## BEGIN Document text

THE EIGHT KEYS TO MAKE WORLD-CLASS ORGANIZATIONS


By
Prof R K Gupta
BE (Hons), MBA, FIE
Aravali Institute of Management
Jodhpur (Rajasthan)
E-mail :
cityju@rediffmail.com / rkgupta_India@hotmail.com
URL :
www.Geocities.com/rkgupta_india
 


THE EIGHT KEYS TO MAKE WORLD-CLASS ORGANIZATIONS

What does it mean to be world class competitor? It means being successful in your chosen market against any competition-regardless of size, country of origin or resources. It means matching or exceeding any competitor on quality, lead time, flexibility, cost/price, customer service and innovation.

Needless to emphasize that such organizations invariably use the latest and best technology available for manufacturing and delivery of product and services. They would also need to use best tools of information flow within and from outside the organization.

You must be first of all in control of your processes and resources, in control of your markets and customers and in control of your information. You thus will have all the knowledge so as not to be thrown off with surprises. Many companies have been doomed to their ill fate due to such situation, overnight.

The Eight Keys:

1. Reduce Time-to-Market

Developing and introducing new products and services is vital to most organizations. Good ideas are not enough; well managed processes for bringing new products to market can lead to significant competitive advantages. Those activities, however, represent a significant risk that can lead either to missed opportunities or to huge financial losses.

In addition to new product development, the same processes and resources are applied to product improvements, corrections and variations through out the product life cycles. Based on market research, customer request, technological advances, regulatory concerns or competitive pressures, products are often subject to frequent engineering changes.

Cooperation with all operational areas of business should be focused on making sure that the new products meet market needs ( Marketing and Sales), are priced to sell and generate profits ( Marketing & Accounting), can be manufactured efficiently ( Production , Engineering, quality, purchasing and key suppliers), and can be easily and efficiently maintained and serviced (Customer Service).

Because customer expectations are increasing, their power to acquire information is increased tremendously, and competition is coming from new players around the world, bringing better and cheaper products quickly to market is more crucial than ever. Research and Development is a key success factor in survival and growth. With TRIPs and amendments in copyright Acts etc., it will be difficult and risky for organizations in India to copy other easily as hitherto had been the case.

I believe that any manufacturer, regardless of the size can incorporate to some extent R&D activity in the organization. Such efficiency will impact both top and bottom line of the business.

Innovation, agility and aggressive marketing with visible presence in market place like internet, stockists and distributors or direct selling (Triple channel marketing) are now pre-requisite to survival and profitability.

THERE IS NO INDUSTRY WHERE INNOVATION AND PRODUCT IMPROVEMENTS WITH COST REDUCTION IS NOT POSSIBLE.

For innovation and quick processing of orders, many techniques like Modular construction, Flexible manufacturing System (FMS), CAD & Manufacturing Resource planning (MRP II) come quite handy.

2. Reduce Lead-Times

Ability to deliver soon by compressing your cycle time can win customers away from competitors, particularly in export markets and Quick delivery in other markets can fetch you premium price. It will enhance customer satisfaction too. It reduces obsolescence and inventory pile-up too.

## END Document text
## BEGIN Provided records

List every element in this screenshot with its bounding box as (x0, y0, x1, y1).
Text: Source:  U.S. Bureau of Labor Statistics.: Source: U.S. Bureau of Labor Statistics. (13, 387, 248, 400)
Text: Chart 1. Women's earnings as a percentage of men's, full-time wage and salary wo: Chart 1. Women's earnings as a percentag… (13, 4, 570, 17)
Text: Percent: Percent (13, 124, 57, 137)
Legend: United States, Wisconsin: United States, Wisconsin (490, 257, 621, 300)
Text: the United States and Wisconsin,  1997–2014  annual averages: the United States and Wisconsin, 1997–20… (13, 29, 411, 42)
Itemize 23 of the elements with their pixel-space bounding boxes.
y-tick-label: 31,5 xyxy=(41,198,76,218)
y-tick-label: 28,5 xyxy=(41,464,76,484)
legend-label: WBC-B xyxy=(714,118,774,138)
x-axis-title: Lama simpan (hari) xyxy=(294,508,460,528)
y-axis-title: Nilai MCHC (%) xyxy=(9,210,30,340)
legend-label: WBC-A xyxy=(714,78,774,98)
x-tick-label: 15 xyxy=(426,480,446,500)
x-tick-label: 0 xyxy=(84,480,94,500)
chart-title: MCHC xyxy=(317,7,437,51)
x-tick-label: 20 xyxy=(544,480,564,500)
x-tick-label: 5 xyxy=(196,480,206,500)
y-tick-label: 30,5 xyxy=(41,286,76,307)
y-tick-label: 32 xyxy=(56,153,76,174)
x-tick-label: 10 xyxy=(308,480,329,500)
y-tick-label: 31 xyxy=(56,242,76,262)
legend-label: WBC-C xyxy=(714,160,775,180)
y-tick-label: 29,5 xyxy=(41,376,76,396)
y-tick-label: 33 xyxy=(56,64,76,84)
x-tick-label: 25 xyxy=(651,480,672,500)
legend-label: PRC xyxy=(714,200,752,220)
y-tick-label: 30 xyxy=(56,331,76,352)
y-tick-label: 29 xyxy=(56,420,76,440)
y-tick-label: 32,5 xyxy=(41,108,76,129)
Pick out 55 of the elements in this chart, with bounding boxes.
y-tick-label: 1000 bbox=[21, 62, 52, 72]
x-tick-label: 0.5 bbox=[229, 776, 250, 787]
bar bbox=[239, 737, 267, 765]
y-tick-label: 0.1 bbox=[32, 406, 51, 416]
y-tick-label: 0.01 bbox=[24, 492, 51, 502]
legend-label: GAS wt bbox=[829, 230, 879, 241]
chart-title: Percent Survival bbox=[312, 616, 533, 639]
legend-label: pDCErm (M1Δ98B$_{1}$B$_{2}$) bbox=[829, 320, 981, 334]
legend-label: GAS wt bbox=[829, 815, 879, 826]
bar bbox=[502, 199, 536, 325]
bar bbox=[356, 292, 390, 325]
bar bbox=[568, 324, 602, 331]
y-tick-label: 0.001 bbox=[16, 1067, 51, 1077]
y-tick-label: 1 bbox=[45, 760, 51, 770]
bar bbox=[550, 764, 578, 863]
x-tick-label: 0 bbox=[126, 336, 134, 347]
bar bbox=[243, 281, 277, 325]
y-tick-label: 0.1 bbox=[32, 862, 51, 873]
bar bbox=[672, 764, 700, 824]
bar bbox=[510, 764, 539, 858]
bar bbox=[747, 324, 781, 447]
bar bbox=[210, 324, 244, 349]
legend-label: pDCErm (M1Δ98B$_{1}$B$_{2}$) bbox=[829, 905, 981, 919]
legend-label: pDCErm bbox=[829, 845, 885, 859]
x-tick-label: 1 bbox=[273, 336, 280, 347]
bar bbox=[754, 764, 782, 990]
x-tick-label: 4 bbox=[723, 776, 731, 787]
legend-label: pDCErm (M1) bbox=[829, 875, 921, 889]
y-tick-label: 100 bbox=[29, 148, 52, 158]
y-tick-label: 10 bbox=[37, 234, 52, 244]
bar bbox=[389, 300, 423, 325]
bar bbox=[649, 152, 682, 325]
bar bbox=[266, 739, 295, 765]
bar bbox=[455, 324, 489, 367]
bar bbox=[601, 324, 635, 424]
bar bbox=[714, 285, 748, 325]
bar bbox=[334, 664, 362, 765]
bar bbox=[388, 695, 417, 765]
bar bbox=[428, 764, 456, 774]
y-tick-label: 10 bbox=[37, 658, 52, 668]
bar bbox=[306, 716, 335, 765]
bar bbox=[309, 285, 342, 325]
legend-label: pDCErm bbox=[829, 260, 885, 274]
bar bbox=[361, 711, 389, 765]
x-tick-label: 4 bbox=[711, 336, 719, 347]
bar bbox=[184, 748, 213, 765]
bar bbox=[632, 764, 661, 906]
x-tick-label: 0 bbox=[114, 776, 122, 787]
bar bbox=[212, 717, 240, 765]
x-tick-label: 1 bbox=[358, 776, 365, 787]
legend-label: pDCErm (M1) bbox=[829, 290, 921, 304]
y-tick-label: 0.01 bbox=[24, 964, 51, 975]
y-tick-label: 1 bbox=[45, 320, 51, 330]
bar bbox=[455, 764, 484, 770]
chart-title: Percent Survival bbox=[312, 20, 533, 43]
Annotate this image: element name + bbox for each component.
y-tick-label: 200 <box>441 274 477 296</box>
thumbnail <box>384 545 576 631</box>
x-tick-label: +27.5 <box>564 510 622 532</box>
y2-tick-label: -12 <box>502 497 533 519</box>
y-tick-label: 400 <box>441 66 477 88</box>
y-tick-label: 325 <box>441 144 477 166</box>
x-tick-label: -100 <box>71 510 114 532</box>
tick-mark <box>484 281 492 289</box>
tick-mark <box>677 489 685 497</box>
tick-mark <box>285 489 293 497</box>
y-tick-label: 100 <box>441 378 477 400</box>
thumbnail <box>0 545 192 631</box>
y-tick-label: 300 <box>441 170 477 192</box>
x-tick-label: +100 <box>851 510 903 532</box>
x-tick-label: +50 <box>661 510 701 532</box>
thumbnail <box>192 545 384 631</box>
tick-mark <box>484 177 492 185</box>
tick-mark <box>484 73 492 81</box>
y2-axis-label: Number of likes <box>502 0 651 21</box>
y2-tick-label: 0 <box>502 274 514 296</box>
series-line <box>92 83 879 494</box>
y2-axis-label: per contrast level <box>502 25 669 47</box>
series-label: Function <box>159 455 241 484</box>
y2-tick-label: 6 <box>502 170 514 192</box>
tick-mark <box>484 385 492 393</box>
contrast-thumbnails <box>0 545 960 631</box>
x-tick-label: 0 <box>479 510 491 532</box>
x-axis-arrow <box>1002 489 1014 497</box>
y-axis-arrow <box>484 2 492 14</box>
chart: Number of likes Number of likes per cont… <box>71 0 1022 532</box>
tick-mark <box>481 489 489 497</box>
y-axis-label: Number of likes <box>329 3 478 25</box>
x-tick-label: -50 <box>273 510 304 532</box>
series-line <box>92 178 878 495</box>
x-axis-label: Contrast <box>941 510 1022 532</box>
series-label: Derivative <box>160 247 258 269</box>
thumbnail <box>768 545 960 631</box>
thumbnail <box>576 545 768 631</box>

## END Provided records

### Tasks
a – In the essay on world-class organizations, what is the first of the eight keys?
b – Repeat the records word for word, from the very start of the records down to the line containing "y-tick-label: 28,5 xyxy=(41,464,76,484)", with that line included.
The records are unrelated to the essay on world-class organizations.

### Results of the tasks
a – Reduce Time-to-Market.

b –
List every element in this screenshot with its bounding box as (x0, y0, x1, y1).
Text: Source:  U.S. Bureau of Labor Statistics.: Source: U.S. Bureau of Labor Statistics. (13, 387, 248, 400)
Text: Chart 1. Women's earnings as a percentage of men's, full-time wage and salary wo: Chart 1. Women's earnings as a percentag… (13, 4, 570, 17)
Text: Percent: Percent (13, 124, 57, 137)
Legend: United States, Wisconsin: United States, Wisconsin (490, 257, 621, 300)
Text: the United States and Wisconsin,  1997–2014  annual averages: the United States and Wisconsin, 1997–20… (13, 29, 411, 42)
Itemize 23 of the elements with their pixel-space bounding boxes.
y-tick-label: 31,5 xyxy=(41,198,76,218)
y-tick-label: 28,5 xyxy=(41,464,76,484)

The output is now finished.